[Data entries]
◇ ◇ ◇ ◇
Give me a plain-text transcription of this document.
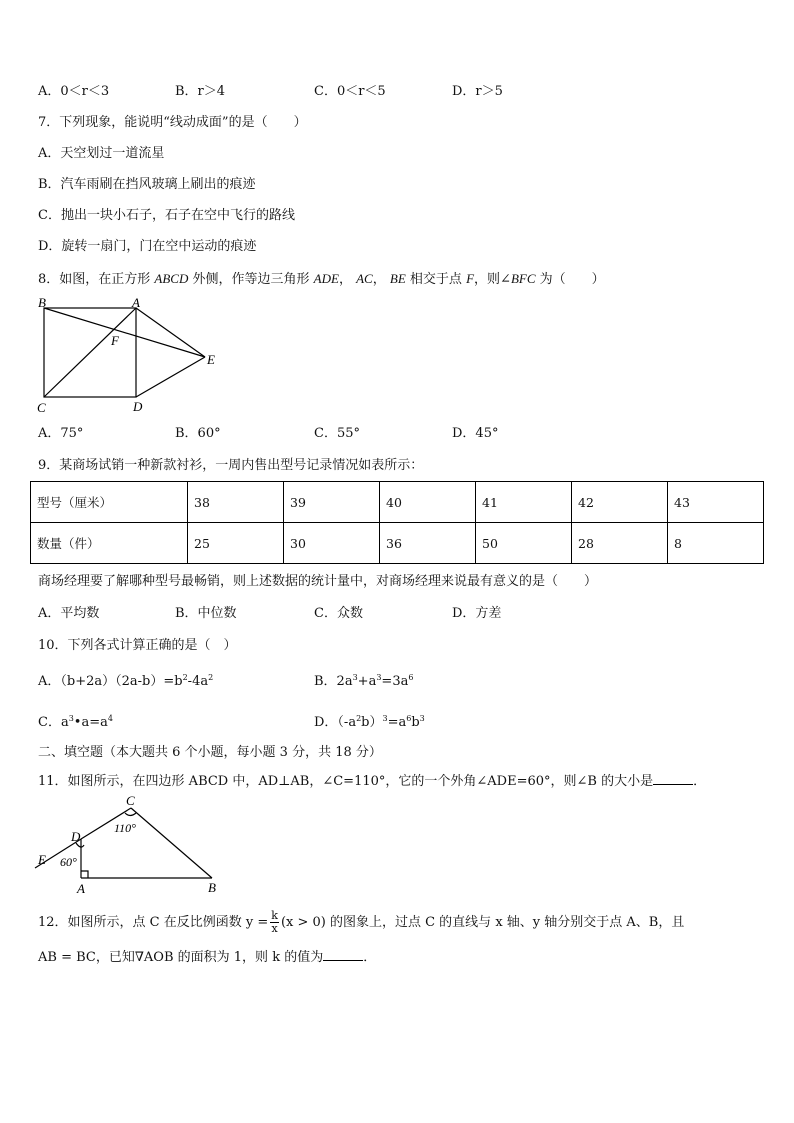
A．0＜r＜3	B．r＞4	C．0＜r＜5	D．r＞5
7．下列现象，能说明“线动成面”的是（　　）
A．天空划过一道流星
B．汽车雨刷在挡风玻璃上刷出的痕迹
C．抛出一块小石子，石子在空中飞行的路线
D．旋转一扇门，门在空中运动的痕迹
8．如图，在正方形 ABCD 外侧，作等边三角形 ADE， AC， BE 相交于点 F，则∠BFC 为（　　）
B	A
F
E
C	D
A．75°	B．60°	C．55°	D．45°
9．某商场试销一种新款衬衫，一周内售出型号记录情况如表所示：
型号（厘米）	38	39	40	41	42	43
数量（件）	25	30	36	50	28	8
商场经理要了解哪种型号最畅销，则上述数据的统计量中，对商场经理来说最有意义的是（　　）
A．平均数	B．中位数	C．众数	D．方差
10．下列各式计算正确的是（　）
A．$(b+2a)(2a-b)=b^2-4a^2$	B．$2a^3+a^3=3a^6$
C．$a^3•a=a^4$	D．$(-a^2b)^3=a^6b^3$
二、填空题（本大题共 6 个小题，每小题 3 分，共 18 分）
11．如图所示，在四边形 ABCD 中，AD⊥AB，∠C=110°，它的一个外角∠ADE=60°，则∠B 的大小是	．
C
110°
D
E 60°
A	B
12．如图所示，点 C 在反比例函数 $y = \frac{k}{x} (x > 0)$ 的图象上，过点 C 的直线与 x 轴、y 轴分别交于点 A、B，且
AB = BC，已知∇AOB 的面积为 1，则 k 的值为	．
◇ ◇ ◇ ◇
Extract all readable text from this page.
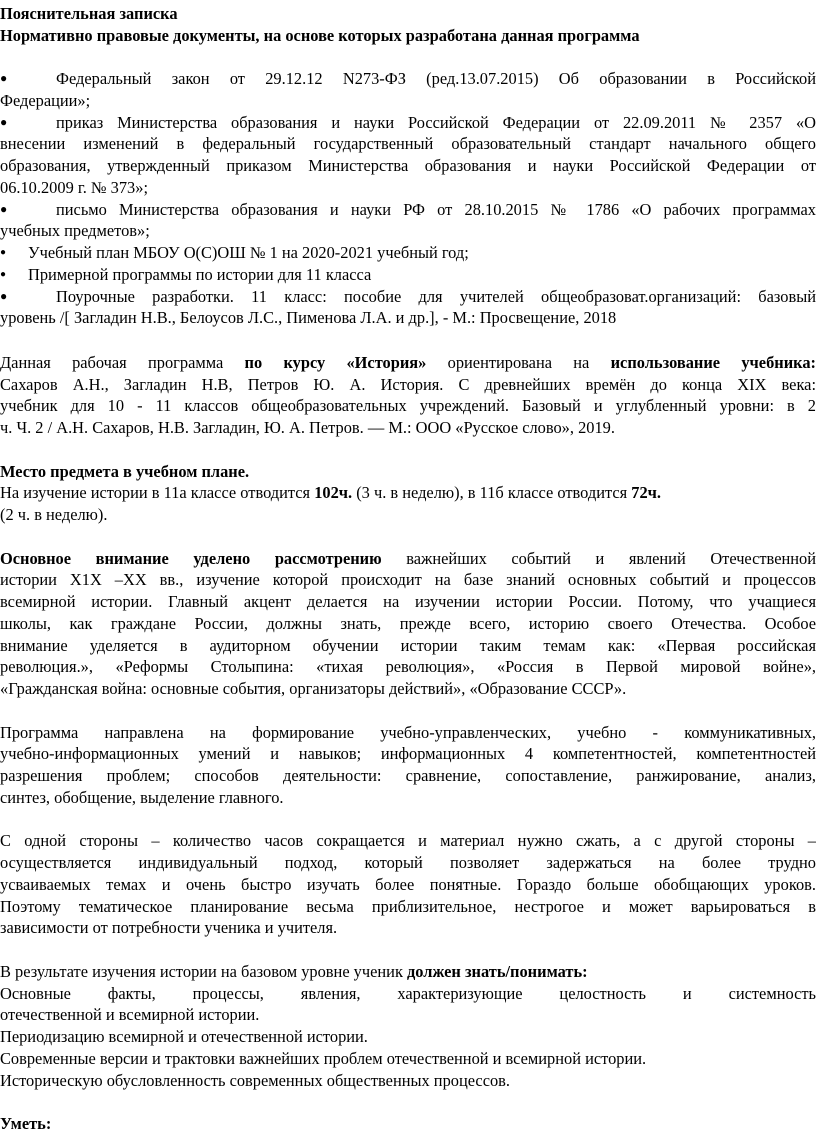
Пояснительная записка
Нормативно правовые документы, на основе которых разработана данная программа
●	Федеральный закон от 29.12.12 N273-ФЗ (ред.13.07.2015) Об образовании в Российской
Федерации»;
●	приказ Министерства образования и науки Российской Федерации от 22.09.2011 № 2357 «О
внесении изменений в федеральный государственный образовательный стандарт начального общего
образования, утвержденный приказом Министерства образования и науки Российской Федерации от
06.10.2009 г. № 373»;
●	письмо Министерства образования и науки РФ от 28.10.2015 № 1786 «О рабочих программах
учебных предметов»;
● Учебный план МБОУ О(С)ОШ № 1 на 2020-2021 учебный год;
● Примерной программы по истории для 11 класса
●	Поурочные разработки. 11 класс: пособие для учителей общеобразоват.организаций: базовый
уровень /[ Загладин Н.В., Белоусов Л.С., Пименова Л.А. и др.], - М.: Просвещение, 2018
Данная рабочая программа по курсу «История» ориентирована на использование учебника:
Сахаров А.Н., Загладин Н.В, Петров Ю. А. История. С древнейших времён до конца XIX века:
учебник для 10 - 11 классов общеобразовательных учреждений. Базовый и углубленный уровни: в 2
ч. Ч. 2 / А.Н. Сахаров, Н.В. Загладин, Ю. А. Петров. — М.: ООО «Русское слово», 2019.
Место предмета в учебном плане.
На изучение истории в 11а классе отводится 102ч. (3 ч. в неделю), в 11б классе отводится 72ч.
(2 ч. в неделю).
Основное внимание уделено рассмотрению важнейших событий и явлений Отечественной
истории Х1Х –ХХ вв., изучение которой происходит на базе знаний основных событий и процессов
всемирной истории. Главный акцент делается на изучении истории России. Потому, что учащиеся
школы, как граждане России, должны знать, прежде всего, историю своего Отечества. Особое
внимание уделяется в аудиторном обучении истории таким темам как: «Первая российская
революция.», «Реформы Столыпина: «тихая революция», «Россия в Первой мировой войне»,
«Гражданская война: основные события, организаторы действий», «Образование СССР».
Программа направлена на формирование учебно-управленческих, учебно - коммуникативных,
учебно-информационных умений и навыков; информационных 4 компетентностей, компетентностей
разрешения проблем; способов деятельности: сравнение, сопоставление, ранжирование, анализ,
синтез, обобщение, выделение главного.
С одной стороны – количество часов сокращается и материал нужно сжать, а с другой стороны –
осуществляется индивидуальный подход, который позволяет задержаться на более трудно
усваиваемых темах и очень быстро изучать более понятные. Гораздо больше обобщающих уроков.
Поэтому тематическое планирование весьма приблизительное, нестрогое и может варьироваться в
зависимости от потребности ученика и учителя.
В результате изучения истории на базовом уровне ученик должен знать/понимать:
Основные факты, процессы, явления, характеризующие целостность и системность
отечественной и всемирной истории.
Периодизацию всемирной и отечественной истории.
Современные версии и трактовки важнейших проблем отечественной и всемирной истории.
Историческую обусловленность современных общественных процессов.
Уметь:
◇ ◇ ◇ ◇
## Goal
Find the string "образования" in the records, then copy each line where it occurs.

## Completed task
●	приказ Министерства образования и науки Российской Федерации от 22.09.2011 № 2357 «О
образования, утвержденный приказом Министерства образования и науки Российской Федерации от
●	письмо Министерства образования и науки РФ от 28.10.2015 № 1786 «О рабочих программах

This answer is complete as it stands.